● What is asked
Rewrite the stretch of rows from the first one through the line containing "x-tick [368,453,370,459]", changing "y-tick-minor" to "y-tick-small" and keeping everything else the same.

-- Begin Exercise materials --

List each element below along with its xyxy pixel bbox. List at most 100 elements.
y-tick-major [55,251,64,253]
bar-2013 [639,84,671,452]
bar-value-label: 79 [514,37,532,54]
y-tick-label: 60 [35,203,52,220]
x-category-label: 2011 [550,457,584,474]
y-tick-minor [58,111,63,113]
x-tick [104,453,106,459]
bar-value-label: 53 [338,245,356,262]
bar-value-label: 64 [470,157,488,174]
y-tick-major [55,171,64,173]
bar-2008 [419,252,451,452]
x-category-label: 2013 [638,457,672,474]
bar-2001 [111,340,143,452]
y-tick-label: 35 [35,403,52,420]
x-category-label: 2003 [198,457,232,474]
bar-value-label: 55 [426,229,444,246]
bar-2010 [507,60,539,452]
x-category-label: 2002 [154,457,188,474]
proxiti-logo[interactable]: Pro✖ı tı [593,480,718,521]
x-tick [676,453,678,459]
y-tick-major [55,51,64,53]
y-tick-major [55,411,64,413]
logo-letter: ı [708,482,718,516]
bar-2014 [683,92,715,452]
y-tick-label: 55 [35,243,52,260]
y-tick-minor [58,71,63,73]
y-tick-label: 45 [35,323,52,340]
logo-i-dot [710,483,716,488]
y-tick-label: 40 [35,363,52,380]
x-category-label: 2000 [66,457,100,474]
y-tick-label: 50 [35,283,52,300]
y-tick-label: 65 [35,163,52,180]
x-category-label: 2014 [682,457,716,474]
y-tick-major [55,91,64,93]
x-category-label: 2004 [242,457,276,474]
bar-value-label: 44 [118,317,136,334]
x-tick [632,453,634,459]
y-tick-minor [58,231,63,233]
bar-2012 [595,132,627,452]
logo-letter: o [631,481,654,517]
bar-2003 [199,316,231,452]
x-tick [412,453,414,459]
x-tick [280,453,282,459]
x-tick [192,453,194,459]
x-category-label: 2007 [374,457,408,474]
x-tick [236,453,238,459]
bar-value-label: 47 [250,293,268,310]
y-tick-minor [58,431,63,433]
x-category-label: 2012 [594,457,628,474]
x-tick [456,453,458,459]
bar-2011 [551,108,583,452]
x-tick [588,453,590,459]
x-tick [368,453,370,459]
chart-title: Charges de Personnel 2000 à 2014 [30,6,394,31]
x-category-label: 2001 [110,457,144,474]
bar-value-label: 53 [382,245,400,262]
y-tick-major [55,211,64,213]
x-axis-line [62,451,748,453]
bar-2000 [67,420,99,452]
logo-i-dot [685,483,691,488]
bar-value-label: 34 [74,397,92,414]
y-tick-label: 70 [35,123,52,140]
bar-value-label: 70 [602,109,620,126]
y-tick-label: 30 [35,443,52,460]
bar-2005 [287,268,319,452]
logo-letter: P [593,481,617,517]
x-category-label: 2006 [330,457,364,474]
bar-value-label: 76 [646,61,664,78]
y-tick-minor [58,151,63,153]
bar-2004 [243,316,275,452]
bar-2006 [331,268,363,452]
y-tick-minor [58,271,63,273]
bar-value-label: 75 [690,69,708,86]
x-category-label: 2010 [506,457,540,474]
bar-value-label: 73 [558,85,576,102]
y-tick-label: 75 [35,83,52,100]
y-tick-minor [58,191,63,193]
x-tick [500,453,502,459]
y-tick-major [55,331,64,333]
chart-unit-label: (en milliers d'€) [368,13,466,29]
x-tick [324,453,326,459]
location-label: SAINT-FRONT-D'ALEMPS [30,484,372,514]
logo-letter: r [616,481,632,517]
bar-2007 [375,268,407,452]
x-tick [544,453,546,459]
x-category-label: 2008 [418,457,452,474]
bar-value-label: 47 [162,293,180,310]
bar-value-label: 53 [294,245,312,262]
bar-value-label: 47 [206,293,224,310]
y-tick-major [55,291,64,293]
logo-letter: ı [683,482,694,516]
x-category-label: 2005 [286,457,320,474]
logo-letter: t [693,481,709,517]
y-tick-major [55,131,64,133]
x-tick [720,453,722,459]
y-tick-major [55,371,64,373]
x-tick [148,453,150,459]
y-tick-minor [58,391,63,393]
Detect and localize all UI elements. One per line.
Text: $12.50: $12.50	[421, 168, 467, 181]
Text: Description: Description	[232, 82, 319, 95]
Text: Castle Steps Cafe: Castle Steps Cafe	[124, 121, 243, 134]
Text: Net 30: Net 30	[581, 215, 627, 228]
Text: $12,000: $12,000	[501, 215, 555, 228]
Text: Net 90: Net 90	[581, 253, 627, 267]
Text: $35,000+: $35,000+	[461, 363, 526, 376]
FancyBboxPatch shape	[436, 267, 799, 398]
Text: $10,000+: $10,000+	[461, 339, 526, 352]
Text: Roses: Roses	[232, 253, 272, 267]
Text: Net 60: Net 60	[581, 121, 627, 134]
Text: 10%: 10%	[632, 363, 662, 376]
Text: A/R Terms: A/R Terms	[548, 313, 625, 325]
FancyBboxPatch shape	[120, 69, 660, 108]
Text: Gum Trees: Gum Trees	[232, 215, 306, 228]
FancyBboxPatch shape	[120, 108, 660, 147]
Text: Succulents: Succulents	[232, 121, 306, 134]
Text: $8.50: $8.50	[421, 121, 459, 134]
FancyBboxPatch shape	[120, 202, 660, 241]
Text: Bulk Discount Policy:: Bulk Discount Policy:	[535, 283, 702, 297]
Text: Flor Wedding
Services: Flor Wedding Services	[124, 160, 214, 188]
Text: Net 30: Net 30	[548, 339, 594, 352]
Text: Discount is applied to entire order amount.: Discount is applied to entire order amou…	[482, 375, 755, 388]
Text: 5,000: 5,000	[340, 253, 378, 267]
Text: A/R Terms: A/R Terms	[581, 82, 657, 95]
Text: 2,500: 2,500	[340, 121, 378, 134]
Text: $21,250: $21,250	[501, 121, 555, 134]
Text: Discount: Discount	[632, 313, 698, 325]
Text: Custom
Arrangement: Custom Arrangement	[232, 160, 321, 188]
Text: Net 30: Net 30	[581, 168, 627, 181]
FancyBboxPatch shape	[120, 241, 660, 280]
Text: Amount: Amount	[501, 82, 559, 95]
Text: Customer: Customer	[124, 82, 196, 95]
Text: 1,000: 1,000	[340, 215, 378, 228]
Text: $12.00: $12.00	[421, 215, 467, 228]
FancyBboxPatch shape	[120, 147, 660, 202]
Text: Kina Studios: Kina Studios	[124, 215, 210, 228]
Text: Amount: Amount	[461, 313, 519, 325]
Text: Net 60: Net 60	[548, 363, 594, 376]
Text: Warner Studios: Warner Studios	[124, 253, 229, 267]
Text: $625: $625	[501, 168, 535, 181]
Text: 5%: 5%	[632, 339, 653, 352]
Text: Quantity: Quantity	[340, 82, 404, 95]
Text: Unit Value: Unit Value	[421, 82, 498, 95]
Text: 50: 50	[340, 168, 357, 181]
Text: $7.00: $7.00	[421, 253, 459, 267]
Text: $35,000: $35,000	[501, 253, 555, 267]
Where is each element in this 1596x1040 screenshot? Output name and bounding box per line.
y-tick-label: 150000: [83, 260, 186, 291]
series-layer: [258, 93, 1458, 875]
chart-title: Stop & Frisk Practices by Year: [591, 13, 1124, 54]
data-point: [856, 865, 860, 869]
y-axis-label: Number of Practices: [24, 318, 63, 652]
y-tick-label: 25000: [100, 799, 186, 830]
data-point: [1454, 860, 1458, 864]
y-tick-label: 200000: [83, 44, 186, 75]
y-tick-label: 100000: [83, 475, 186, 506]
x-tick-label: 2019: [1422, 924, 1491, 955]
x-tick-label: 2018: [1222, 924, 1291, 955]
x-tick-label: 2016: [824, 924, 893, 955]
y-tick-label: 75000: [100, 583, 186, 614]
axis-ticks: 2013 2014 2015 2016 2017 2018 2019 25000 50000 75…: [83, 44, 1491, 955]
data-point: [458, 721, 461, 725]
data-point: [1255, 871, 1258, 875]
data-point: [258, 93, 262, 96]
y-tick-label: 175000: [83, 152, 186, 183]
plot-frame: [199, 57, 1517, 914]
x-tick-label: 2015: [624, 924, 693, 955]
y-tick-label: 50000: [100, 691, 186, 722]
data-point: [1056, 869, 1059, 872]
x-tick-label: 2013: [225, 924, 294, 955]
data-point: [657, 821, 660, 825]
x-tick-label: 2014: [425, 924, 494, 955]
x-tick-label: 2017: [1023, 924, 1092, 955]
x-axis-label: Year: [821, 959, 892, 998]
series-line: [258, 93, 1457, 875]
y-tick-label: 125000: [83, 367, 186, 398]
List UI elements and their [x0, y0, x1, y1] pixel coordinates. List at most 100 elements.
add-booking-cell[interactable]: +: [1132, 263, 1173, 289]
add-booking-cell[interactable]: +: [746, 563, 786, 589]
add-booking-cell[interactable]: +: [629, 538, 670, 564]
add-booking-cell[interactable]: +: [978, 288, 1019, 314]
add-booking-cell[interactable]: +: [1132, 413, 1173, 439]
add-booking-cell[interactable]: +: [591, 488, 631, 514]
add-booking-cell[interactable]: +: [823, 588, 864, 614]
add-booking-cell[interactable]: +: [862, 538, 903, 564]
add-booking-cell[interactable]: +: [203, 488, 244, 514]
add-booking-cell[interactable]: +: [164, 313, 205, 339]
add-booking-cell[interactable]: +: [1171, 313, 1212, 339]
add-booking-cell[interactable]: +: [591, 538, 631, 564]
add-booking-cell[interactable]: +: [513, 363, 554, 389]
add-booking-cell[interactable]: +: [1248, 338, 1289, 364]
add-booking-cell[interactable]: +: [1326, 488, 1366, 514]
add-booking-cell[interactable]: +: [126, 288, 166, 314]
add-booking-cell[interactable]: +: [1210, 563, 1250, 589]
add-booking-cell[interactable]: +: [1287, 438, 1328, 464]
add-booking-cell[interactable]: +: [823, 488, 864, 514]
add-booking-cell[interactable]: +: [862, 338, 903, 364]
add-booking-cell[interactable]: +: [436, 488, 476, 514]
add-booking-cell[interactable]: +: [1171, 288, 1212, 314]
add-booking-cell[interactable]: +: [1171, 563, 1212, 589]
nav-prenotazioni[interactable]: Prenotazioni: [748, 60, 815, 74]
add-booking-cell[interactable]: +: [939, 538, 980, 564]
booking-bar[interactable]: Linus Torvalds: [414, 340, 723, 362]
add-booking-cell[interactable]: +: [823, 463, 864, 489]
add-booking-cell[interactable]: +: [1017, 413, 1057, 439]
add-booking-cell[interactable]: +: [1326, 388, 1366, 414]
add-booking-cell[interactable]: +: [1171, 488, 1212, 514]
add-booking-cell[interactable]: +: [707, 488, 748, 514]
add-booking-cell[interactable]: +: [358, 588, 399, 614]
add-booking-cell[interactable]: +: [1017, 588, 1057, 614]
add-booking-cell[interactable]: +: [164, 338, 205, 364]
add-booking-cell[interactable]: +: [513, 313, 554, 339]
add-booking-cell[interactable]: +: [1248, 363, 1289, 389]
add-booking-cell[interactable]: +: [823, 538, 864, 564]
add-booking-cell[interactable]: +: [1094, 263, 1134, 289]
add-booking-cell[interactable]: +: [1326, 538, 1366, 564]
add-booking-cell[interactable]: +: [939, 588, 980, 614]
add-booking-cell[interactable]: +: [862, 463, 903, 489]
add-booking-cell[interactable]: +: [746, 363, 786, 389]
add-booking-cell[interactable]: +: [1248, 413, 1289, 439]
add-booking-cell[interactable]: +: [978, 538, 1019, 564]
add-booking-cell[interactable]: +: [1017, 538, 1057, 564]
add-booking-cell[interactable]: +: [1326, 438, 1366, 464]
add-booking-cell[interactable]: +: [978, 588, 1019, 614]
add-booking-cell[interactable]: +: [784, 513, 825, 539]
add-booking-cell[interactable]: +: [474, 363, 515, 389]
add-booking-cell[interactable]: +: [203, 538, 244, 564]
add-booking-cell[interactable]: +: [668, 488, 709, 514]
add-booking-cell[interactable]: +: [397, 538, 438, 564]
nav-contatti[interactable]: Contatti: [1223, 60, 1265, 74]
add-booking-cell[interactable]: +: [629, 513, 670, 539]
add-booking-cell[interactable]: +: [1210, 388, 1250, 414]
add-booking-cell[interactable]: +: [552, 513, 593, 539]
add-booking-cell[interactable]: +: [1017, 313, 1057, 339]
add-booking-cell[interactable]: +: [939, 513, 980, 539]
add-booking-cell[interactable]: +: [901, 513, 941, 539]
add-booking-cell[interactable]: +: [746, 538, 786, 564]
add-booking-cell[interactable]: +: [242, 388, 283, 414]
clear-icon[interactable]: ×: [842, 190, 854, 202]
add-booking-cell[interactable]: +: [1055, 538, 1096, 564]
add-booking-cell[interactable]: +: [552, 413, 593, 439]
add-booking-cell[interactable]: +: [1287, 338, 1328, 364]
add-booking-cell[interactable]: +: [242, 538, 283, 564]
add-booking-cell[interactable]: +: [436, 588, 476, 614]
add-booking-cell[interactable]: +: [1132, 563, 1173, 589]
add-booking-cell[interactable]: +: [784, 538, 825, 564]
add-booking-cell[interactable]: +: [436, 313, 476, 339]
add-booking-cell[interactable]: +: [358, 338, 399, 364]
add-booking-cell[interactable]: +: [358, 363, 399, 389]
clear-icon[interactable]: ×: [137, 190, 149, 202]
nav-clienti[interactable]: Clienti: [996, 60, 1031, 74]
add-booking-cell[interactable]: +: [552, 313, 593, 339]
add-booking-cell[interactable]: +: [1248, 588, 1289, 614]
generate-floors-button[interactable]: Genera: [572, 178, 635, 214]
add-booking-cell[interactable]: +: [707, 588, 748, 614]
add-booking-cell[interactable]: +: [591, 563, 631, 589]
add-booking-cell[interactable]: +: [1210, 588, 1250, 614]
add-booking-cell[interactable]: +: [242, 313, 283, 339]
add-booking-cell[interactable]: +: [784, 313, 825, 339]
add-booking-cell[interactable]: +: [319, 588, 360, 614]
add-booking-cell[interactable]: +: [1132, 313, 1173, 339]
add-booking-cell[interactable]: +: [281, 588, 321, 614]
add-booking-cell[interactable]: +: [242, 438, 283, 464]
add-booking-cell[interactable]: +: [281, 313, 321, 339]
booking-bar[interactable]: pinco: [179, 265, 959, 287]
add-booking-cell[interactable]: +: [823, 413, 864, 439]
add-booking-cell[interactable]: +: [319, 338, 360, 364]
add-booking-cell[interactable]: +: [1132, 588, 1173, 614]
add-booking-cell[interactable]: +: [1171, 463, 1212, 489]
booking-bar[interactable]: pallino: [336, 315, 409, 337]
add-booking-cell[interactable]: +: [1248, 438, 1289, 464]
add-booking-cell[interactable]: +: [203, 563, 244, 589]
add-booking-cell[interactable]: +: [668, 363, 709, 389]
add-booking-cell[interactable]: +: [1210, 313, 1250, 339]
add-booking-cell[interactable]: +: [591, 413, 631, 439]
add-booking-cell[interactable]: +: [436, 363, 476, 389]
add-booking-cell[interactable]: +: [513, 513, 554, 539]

-- End Exercise materials --

● Correct response
List each element below along with its xyxy pixel bbox. List at most 100 elements.
y-tick-major [55,251,64,253]
bar-2013 [639,84,671,452]
bar-value-label: 79 [514,37,532,54]
y-tick-label: 60 [35,203,52,220]
x-category-label: 2011 [550,457,584,474]
y-tick-small [58,111,63,113]
x-tick [104,453,106,459]
bar-value-label: 53 [338,245,356,262]
bar-value-label: 64 [470,157,488,174]
y-tick-major [55,171,64,173]
bar-2008 [419,252,451,452]
x-category-label: 2013 [638,457,672,474]
bar-2001 [111,340,143,452]
y-tick-label: 35 [35,403,52,420]
x-category-label: 2003 [198,457,232,474]
bar-value-label: 55 [426,229,444,246]
bar-2010 [507,60,539,452]
x-category-label: 2002 [154,457,188,474]
proxiti-logo[interactable]: Pro✖ı tı [593,480,718,521]
x-tick [676,453,678,459]
y-tick-major [55,51,64,53]
y-tick-major [55,411,64,413]
logo-letter: ı [708,482,718,516]
bar-2014 [683,92,715,452]
y-tick-label: 55 [35,243,52,260]
y-tick-small [58,71,63,73]
y-tick-label: 45 [35,323,52,340]
logo-i-dot [710,483,716,488]
y-tick-label: 40 [35,363,52,380]
x-category-label: 2000 [66,457,100,474]
y-tick-label: 50 [35,283,52,300]
y-tick-label: 65 [35,163,52,180]
x-category-label: 2014 [682,457,716,474]
y-tick-major [55,91,64,93]
x-category-label: 2004 [242,457,276,474]
bar-value-label: 44 [118,317,136,334]
x-tick [632,453,634,459]
y-tick-small [58,231,63,233]
bar-2012 [595,132,627,452]
logo-letter: o [631,481,654,517]
bar-2003 [199,316,231,452]
x-tick [412,453,414,459]
x-tick [280,453,282,459]
x-tick [192,453,194,459]
x-category-label: 2007 [374,457,408,474]
x-tick [236,453,238,459]
bar-value-label: 47 [250,293,268,310]
y-tick-small [58,431,63,433]
x-category-label: 2012 [594,457,628,474]
x-tick [456,453,458,459]
bar-2011 [551,108,583,452]
x-tick [588,453,590,459]
x-tick [368,453,370,459]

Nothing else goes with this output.